[Dataset records]
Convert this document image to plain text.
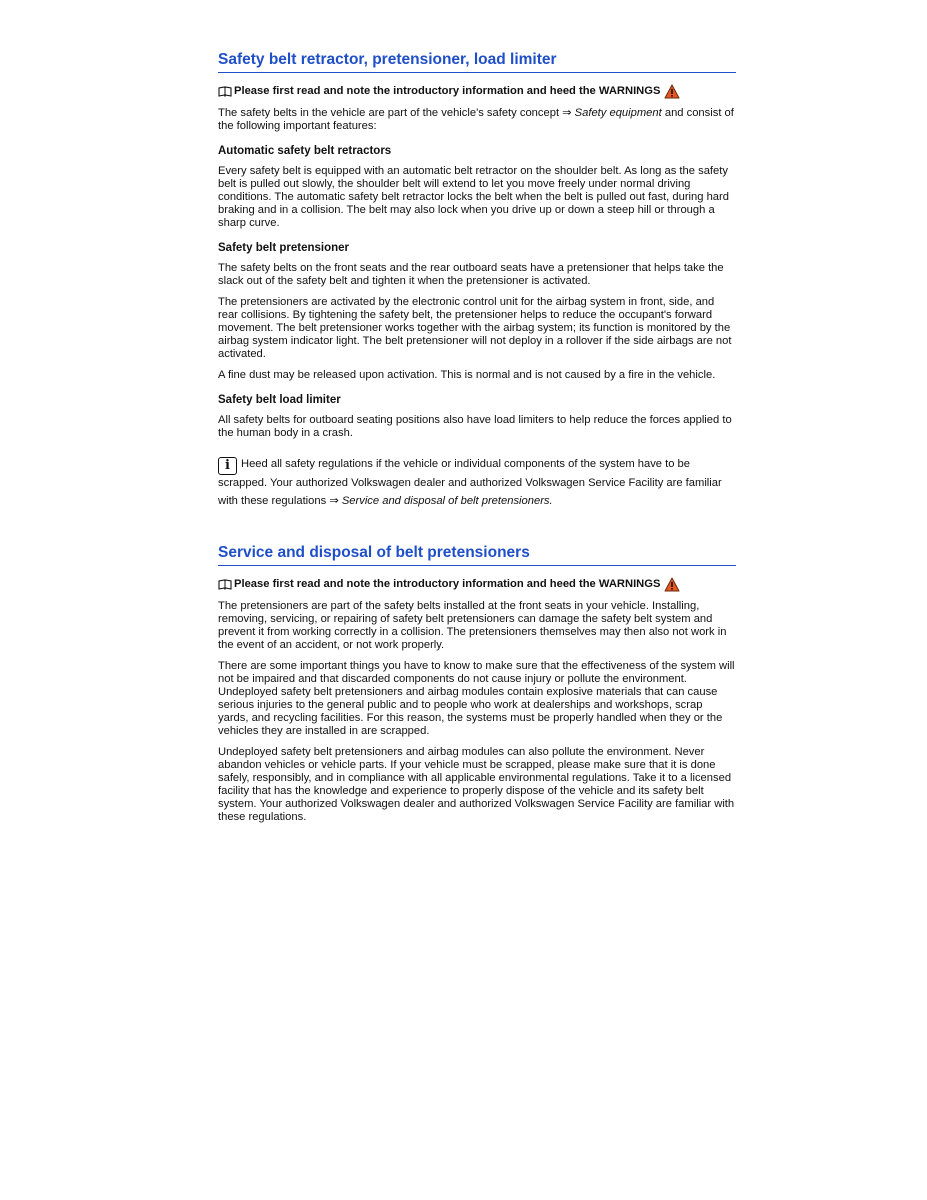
Safety belt retractor, pretensioner, load limiter
Please first read and note the introductory information and heed the WARNINGS

The safety belts in the vehicle are part of the vehicle's safety concept ⇒ Safety equipment and consist of the following important features:

Automatic safety belt retractors

Every safety belt is equipped with an automatic belt retractor on the shoulder belt. As long as the safety belt is pulled out slowly, the shoulder belt will extend to let you move freely under normal driving conditions. The automatic safety belt retractor locks the belt when the belt is pulled out fast, during hard braking and in a collision. The belt may also lock when you drive up or down a steep hill or through a sharp curve.

Safety belt pretensioner

The safety belts on the front seats and the rear outboard seats have a pretensioner that helps take the slack out of the safety belt and tighten it when the pretensioner is activated.

The pretensioners are activated by the electronic control unit for the airbag system in front, side, and rear collisions. By tightening the safety belt, the pretensioner helps to reduce the occupant's forward movement. The belt pretensioner works together with the airbag system; its function is monitored by the airbag system indicator light. The belt pretensioner will not deploy in a rollover if the side airbags are not activated.

A fine dust may be released upon activation. This is normal and is not caused by a fire in the vehicle.

Safety belt load limiter

All safety belts for outboard seating positions also have load limiters to help reduce the forces applied to the human body in a crash.

i Heed all safety regulations if the vehicle or individual components of the system have to be
scrapped. Your authorized Volkswagen dealer and authorized Volkswagen Service Facility are familiar
with these regulations ⇒ Service and disposal of belt pretensioners.
Service and disposal of belt pretensioners
Please first read and note the introductory information and heed the WARNINGS

The pretensioners are part of the safety belts installed at the front seats in your vehicle. Installing, removing, servicing, or repairing of safety belt pretensioners can damage the safety belt system and prevent it from working correctly in a collision. The pretensioners themselves may then also not work in the event of an accident, or not work properly.

There are some important things you have to know to make sure that the effectiveness of the system will not be impaired and that discarded components do not cause injury or pollute the environment. Undeployed safety belt pretensioners and airbag modules contain explosive materials that can cause serious injuries to the general public and to people who work at dealerships and workshops, scrap yards, and recycling facilities. For this reason, the systems must be properly handled when they or the vehicles they are installed in are scrapped.

Undeployed safety belt pretensioners and airbag modules can also pollute the environment. Never abandon vehicles or vehicle parts. If your vehicle must be scrapped, please make sure that it is done safely, responsibly, and in compliance with all applicable environmental regulations. Take it to a licensed facility that has the knowledge and experience to properly dispose of the vehicle and its safety belt system. Your authorized Volkswagen dealer and authorized Volkswagen Service Facility are familiar with these regulations.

- Work to complete
Leave out the pictures and print each record exactly as it stands.

- Response to this exercise
Convert this document image to plain text.
Safety belt retractor, pretensioner, load limiter
Please first read and note the introductory information and heed the WARNINGS

The safety belts in the vehicle are part of the vehicle's safety concept ⇒ Safety equipment and consist of the following important features:

Automatic safety belt retractors

Every safety belt is equipped with an automatic belt retractor on the shoulder belt. As long as the safety belt is pulled out slowly, the shoulder belt will extend to let you move freely under normal driving conditions. The automatic safety belt retractor locks the belt when the belt is pulled out fast, during hard braking and in a collision. The belt may also lock when you drive up or down a steep hill or through a sharp curve.

Safety belt pretensioner

The safety belts on the front seats and the rear outboard seats have a pretensioner that helps take the slack out of the safety belt and tighten it when the pretensioner is activated.

The pretensioners are activated by the electronic control unit for the airbag system in front, side, and rear collisions. By tightening the safety belt, the pretensioner helps to reduce the occupant's forward movement. The belt pretensioner works together with the airbag system; its function is monitored by the airbag system indicator light. The belt pretensioner will not deploy in a rollover if the side airbags are not activated.

A fine dust may be released upon activation. This is normal and is not caused by a fire in the vehicle.

Safety belt load limiter

All safety belts for outboard seating positions also have load limiters to help reduce the forces applied to the human body in a crash.

i Heed all safety regulations if the vehicle or individual components of the system have to be
scrapped. Your authorized Volkswagen dealer and authorized Volkswagen Service Facility are familiar
with these regulations ⇒ Service and disposal of belt pretensioners.
Service and disposal of belt pretensioners
Please first read and note the introductory information and heed the WARNINGS

The pretensioners are part of the safety belts installed at the front seats in your vehicle. Installing, removing, servicing, or repairing of safety belt pretensioners can damage the safety belt system and prevent it from working correctly in a collision. The pretensioners themselves may then also not work in the event of an accident, or not work properly.

There are some important things you have to know to make sure that the effectiveness of the system will not be impaired and that discarded components do not cause injury or pollute the environment. Undeployed safety belt pretensioners and airbag modules contain explosive materials that can cause serious injuries to the general public and to people who work at dealerships and workshops, scrap yards, and recycling facilities. For this reason, the systems must be properly handled when they or the vehicles they are installed in are scrapped.

Undeployed safety belt pretensioners and airbag modules can also pollute the environment. Never abandon vehicles or vehicle parts. If your vehicle must be scrapped, please make sure that it is done safely, responsibly, and in compliance with all applicable environmental regulations. Take it to a licensed facility that has the knowledge and experience to properly dispose of the vehicle and its safety belt system. Your authorized Volkswagen dealer and authorized Volkswagen Service Facility are familiar with these regulations.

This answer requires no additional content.